Education

For Higher Education, Nothing Matters More Than September


Residential colleges and universities are scrambling to finish the academic year online, fretting over next fall’s enrollment, and struggling with cash flow challenges. What terrifies so many higher education leaders is a scenario in which the coronavirus persists into late summer and campuses are not permitted to reopen next fall. If the Class of 2024 is forced to start its college career from home and an online, the impact will be cataclysmic.

In that scenario, institutions may offer to start first year students with online delivery, but there is little reason to believe that students will pay regular tuition for an online education. Not because well done online education is not of high quality, though what many of them are experiencing now falls well short of that standard given the hasty shift to online for many institutions. Students won’t pay regular tuition if they are not getting the coming of age campus experience that is what they value most about going away to college. 

Colleges and universities pride themselves on their academic programs and mostly should, but often fail to recognize that students see a quality academic education as a base line, as table stakes. What they pay for is everything else: the intentional community that is a campus, the opportunity to discover themselves, to participate in athletics, student organizations, study abroad, and more. In the case of elite and selective institutions, they are also buying the signal to the labor market that those brands send and the value-added network of fellow alumni they join at graduation. 

Even in those cases, students may simply elect to defer admission for a year until they can have the “normal” campus experience. A young friend recently accepted into Yale told me, “If I can’t step onto campus in September, I’m deferring for a year.” Wealthy elites will survive the storm and bounce back (though it will be very ugly even for them), but those institutions number fewer than maybe 50 out of the 5,300 or so post-secondary educational institutions in the country.  Everyone else is in trouble.

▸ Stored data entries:

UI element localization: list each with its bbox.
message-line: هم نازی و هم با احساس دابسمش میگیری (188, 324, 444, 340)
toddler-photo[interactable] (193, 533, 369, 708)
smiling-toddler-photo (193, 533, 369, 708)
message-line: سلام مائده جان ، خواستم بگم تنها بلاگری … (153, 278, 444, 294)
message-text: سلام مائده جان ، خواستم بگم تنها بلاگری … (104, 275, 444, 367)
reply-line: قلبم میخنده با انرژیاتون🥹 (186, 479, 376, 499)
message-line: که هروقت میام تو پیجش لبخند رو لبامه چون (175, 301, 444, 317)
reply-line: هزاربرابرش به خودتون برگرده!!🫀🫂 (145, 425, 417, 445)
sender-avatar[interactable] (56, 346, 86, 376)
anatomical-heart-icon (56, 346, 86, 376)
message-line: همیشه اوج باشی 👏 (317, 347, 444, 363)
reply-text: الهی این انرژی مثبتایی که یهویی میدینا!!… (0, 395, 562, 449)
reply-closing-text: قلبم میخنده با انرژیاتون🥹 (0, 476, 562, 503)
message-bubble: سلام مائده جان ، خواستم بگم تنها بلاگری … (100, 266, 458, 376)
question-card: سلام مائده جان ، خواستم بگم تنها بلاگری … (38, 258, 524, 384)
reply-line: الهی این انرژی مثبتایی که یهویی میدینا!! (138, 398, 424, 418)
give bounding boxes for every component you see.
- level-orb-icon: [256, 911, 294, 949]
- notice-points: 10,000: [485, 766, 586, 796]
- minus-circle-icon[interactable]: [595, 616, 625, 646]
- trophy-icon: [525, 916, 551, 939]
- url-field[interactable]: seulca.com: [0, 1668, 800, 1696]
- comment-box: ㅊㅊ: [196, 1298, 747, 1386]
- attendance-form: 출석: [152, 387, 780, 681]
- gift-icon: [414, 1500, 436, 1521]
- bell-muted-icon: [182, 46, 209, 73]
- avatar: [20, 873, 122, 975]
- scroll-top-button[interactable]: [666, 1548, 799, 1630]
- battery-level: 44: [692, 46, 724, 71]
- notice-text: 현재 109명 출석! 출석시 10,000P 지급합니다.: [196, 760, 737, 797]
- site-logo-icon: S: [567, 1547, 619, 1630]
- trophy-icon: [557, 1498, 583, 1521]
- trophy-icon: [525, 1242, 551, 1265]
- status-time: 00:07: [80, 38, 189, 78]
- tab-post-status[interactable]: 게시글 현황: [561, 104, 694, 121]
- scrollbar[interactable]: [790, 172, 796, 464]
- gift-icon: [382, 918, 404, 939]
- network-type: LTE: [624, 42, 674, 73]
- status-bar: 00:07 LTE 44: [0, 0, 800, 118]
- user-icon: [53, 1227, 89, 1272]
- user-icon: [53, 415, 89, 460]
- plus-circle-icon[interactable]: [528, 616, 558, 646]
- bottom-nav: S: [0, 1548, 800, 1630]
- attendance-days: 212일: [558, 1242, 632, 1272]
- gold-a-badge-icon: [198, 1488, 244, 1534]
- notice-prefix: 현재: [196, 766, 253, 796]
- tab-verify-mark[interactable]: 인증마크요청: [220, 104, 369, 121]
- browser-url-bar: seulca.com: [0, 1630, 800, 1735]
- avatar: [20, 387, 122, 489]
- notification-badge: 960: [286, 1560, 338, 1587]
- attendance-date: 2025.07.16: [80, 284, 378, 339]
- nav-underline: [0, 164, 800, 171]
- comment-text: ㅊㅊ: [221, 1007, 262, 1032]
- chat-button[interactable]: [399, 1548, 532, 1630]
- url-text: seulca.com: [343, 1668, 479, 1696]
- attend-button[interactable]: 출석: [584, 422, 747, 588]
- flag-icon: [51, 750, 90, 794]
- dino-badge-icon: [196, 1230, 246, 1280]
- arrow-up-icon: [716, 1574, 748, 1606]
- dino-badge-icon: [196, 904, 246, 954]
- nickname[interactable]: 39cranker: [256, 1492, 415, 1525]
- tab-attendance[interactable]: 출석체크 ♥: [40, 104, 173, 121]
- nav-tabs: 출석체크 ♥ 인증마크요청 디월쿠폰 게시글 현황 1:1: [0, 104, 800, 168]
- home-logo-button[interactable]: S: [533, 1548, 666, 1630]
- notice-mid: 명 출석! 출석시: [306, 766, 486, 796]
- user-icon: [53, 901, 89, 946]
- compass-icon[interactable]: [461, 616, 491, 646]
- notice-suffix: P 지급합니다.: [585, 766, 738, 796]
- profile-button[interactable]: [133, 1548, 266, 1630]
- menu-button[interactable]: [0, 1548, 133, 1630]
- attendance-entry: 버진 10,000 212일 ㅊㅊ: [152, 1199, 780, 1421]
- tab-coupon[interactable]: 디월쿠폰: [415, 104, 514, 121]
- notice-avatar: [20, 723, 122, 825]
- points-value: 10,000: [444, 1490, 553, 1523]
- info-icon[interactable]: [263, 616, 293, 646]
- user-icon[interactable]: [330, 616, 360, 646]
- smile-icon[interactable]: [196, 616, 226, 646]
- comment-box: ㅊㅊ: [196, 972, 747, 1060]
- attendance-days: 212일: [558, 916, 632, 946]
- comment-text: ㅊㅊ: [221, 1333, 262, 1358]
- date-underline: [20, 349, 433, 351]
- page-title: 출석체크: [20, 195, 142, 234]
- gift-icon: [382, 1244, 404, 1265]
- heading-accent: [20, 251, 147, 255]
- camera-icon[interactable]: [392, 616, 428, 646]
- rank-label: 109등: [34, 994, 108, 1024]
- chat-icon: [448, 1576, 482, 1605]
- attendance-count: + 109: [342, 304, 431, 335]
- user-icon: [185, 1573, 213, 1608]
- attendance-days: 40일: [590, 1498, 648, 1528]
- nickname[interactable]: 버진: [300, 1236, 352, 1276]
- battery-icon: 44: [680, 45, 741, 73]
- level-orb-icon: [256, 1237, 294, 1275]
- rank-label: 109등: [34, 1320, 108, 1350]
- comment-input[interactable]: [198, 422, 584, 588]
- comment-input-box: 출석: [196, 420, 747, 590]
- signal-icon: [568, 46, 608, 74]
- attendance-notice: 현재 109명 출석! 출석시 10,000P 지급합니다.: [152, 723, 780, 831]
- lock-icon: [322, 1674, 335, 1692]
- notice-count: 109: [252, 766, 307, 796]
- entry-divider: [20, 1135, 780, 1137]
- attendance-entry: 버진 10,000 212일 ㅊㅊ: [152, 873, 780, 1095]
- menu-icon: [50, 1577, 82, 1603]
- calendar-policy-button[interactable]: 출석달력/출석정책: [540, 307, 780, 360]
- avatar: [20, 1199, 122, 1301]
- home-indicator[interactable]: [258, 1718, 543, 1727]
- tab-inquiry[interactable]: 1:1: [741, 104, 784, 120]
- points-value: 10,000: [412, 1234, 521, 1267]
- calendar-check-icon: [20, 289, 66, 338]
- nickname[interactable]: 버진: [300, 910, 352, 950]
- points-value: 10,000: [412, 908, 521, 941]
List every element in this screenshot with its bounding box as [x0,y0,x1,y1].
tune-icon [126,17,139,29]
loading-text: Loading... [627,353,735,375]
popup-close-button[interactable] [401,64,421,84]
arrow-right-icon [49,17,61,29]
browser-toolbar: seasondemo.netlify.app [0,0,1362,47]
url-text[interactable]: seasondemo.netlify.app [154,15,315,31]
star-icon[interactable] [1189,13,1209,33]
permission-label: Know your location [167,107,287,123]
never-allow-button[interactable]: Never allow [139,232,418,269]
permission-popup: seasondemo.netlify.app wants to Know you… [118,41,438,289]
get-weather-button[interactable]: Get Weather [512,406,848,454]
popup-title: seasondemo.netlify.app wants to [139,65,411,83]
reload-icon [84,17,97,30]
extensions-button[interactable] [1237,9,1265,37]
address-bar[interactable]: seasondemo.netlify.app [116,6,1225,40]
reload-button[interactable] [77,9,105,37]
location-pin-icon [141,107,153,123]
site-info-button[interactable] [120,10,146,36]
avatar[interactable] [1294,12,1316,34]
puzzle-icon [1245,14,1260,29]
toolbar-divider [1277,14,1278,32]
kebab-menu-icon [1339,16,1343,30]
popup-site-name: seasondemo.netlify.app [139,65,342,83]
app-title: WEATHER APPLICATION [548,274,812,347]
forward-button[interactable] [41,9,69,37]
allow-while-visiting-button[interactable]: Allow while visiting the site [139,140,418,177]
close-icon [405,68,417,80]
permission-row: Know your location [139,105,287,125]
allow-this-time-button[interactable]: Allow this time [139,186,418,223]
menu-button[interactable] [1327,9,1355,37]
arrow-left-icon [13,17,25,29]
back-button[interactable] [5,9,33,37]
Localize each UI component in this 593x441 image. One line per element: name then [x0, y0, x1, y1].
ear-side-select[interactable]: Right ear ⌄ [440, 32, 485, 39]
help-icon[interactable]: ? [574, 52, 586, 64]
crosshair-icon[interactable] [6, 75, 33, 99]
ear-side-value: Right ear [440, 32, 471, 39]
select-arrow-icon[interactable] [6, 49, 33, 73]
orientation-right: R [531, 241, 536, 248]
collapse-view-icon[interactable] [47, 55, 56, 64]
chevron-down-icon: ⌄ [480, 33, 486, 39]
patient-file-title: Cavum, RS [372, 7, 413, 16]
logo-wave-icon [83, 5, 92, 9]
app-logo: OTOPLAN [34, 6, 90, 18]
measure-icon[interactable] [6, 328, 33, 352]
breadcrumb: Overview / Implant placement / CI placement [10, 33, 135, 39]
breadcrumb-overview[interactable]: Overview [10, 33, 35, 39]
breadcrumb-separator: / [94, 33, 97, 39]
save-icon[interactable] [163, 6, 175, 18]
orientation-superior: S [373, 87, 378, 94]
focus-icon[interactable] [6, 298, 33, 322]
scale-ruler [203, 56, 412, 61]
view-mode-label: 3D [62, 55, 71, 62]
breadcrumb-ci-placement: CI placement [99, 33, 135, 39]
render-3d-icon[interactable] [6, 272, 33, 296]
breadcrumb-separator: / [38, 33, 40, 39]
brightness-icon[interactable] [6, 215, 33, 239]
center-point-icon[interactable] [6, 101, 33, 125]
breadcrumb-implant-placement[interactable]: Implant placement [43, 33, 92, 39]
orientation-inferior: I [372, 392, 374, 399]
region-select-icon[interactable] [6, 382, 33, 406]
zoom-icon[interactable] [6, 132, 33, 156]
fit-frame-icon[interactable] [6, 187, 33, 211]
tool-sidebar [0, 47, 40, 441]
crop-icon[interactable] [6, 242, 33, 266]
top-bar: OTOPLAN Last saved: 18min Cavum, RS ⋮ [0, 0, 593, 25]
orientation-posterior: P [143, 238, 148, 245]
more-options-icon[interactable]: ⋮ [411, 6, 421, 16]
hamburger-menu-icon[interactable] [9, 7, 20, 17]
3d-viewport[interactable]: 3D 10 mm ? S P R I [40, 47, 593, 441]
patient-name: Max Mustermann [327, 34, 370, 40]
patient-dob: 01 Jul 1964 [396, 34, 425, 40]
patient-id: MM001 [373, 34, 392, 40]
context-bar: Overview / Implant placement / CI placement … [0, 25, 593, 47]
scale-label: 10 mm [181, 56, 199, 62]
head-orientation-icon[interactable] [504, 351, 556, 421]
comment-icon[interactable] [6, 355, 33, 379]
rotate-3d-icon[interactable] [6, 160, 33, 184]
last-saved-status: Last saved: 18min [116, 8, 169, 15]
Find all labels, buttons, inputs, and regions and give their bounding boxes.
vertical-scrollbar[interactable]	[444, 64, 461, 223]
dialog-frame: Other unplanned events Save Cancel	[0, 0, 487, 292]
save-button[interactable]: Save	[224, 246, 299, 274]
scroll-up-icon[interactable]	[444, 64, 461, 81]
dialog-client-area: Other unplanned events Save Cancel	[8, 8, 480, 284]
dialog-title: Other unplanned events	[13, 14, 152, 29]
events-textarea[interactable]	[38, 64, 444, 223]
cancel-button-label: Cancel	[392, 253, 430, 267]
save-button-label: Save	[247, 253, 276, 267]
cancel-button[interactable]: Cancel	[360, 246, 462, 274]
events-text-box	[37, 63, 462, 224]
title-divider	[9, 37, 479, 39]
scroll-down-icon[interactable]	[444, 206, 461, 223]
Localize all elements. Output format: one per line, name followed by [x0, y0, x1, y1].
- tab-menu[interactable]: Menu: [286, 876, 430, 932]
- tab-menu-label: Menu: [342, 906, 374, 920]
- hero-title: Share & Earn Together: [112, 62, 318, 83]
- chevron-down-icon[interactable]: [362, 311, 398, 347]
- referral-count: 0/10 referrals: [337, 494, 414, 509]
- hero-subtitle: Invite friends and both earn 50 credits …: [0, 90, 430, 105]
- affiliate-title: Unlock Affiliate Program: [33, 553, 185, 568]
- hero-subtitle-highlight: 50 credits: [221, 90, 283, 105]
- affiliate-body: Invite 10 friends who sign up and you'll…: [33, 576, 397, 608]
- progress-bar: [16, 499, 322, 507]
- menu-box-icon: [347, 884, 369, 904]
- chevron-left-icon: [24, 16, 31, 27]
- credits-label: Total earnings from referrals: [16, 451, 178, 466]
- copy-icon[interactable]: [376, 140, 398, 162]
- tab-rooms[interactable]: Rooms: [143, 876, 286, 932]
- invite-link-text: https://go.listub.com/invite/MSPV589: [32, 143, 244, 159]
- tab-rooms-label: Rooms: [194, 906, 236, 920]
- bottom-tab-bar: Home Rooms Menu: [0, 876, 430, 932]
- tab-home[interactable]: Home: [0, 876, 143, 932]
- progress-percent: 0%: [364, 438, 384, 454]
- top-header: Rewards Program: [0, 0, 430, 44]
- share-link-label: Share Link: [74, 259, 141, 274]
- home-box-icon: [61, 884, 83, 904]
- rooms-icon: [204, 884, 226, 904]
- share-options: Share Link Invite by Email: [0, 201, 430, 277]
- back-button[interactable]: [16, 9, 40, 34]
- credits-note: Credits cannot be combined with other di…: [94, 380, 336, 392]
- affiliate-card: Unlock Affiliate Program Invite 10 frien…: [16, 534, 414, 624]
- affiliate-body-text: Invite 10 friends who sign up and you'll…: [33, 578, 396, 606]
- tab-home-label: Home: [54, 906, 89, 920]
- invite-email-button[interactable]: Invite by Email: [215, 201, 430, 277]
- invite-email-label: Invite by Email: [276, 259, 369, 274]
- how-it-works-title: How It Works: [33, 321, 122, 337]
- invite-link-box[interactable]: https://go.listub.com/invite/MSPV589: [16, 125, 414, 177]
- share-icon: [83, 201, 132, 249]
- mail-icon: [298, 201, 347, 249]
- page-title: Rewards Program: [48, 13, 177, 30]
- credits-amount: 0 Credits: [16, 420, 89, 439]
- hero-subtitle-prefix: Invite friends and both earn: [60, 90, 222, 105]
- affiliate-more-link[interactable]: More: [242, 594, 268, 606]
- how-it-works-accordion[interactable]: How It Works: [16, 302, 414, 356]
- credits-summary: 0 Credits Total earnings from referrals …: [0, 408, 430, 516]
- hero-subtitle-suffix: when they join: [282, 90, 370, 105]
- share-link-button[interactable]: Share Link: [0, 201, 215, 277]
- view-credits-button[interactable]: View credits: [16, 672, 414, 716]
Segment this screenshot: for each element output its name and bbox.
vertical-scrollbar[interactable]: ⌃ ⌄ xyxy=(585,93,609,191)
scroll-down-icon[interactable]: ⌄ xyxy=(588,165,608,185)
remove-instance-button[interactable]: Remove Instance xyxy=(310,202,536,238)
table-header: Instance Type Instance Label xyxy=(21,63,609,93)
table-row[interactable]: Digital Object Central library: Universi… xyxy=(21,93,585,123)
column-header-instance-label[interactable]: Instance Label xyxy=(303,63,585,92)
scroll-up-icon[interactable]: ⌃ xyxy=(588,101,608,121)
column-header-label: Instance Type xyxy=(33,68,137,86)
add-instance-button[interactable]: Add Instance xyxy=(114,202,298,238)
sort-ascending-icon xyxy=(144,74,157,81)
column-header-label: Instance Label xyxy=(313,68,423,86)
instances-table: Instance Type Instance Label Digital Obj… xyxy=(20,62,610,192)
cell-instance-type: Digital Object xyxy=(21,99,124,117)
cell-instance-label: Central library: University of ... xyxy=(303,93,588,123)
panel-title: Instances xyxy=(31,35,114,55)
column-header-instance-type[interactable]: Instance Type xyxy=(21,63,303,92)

▸ Exercise directions: Update the higher education article: write it out again beginning at the words "Colleges and universities pride" and stopping after "join at graduation.", with "table stakes" replaced by "a minimum requirement".

▸ Output for this task:
Colleges and universities pride themselves on their academic programs and mostly should, but often fail to recognize that students see a quality academic education as a base line, as a minimum requirement. What they pay for is everything else: the intentional community that is a campus, the opportunity to discover themselves, to participate in athletics, student organizations, study abroad, and more. In the case of elite and selective institutions, they are also buying the signal to the labor market that those brands send and the value-added network of fellow alumni they join at graduation.